* **Data shown**
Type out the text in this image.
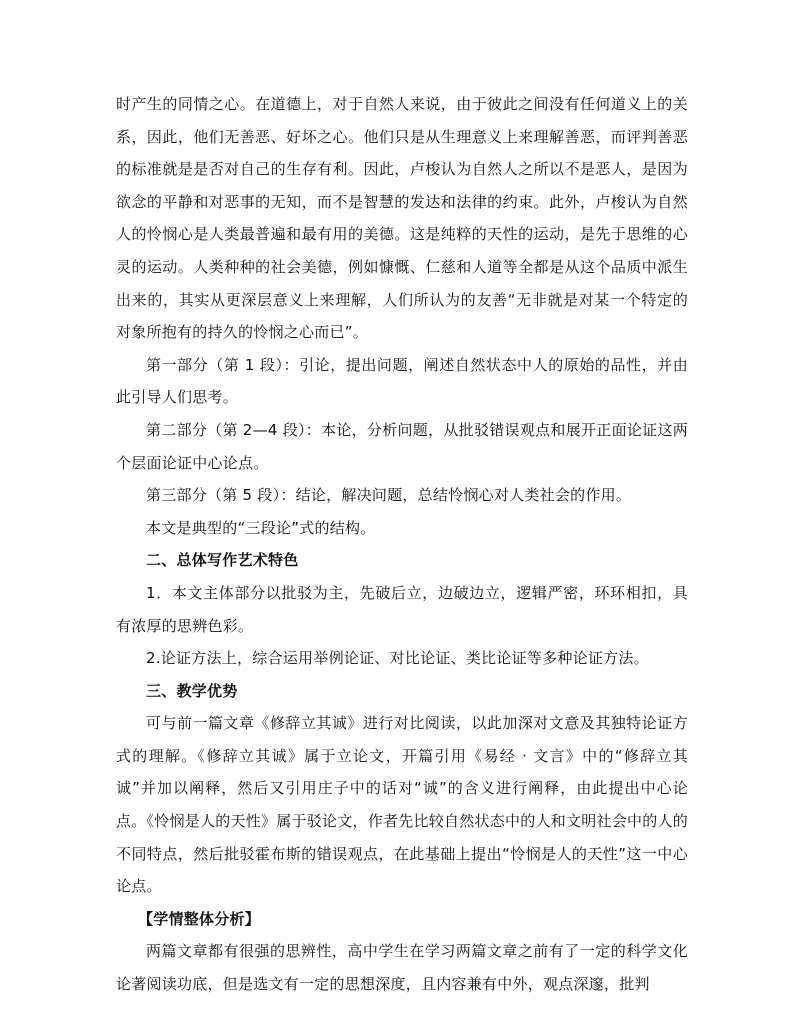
时产生的同情之心。在道德上，对于自然人来说，由于彼此之间没有任何道义上的关系，因此，他们无善恶、好坏之心。他们只是从生理意义上来理解善恶，而评判善恶的标准就是是否对自己的生存有利。因此，卢梭认为自然人之所以不是恶人，是因为欲念的平静和对恶事的无知，而不是智慧的发达和法律的约束。此外，卢梭认为自然人的怜悯心是人类最普遍和最有用的美德。这是纯粹的天性的运动，是先于思维的心灵的运动。人类种种的社会美德，例如慷慨、仁慈和人道等全都是从这个品质中派生出来的，其实从更深层意义上来理解，人们所认为的友善“无非就是对某一个特定的对象所抱有的持久的怜悯之心而已”。

第一部分（第 1 段）：引论，提出问题，阐述自然状态中人的原始的品性，并由此引导人们思考。

第二部分（第 2—4 段）：本论，分析问题，从批驳错误观点和展开正面论证这两个层面论证中心论点。

第三部分（第 5 段）：结论，解决问题，总结怜悯心对人类社会的作用。

本文是典型的“三段论”式的结构。

二、总体写作艺术特色

1．本文主体部分以批驳为主，先破后立，边破边立，逻辑严密，环环相扣，具有浓厚的思辨色彩。

2.论证方法上，综合运用举例论证、对比论证、类比论证等多种论证方法。

三、教学优势

可与前一篇文章《修辞立其诚》进行对比阅读，以此加深对文意及其独特论证方式的理解。《修辞立其诚》属于立论文，开篇引用《易经 · 文言》中的“修辞立其诚”并加以阐释，然后又引用庄子中的话对“诚”的含义进行阐释，由此提出中心论点。《怜悯是人的天性》属于驳论文，作者先比较自然状态中的人和文明社会中的人的不同特点，然后批驳霍布斯的错误观点，在此基础上提出“怜悯是人的天性”这一中心论点。

【学情整体分析】

两篇文章都有很强的思辨性，高中学生在学习两篇文章之前有了一定的科学文化论著阅读功底，但是选文有一定的思想深度，且内容兼有中外，观点深邃，批判
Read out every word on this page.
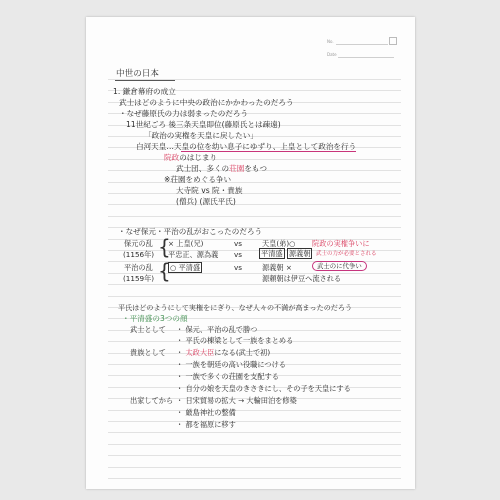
No.
Date
中世の日本
1. 鎌倉幕府の成立
武士はどのように中央の政治にかかわったのだろう
・なぜ藤原氏の力は弱まったのだろう
11世紀ごろ 後三条天皇即位(藤原氏とは疎遠)
「政治の実権を天皇に戻したい」
白河天皇…天皇の位を幼い息子にゆずり、上皇として政治を行う
院政のはじまり
武士団、多くの荘園をもつ
※荘園をめぐる争い
大寺院 vs 院・貴族
(僧兵) (源氏平氏)
・なぜ保元・平治の乱がおこったのだろう
保元の乱
(1156年) {
× 上皇(兄)	vs	天皇(弟)○ 院政の実権争いに
平忠正、源為義 vs	平清盛 源義朝	武士の力が必要とされる
平治の乱
(1159年) { ○ 平清盛	vs	源義朝 ×	武士のに代争い
源頼朝は伊豆へ流される
平氏はどのようにして実権をにぎり、なぜ人々の不満が高まったのだろう
・平清盛の3つの顔
武士として ・ 保元、平治の乱で勝つ
・ 平氏の棟梁として一族をまとめる
貴族として ・ 太政大臣になる(武士で初)
・ 一族を朝廷の高い役職につける
・ 一族で多くの荘園を支配する
・ 自分の娘を天皇のきさきにし、その子を天皇にする
出家してから ・ 日宋貿易の拡大 → 大輪田泊を修築
・ 厳島神社の整備
・ 都を福原に移す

* **Exercise**
Extract every line from the records above that contains the word "this".

* **Response below**
Type out the text in this image.
Read out every word on this page.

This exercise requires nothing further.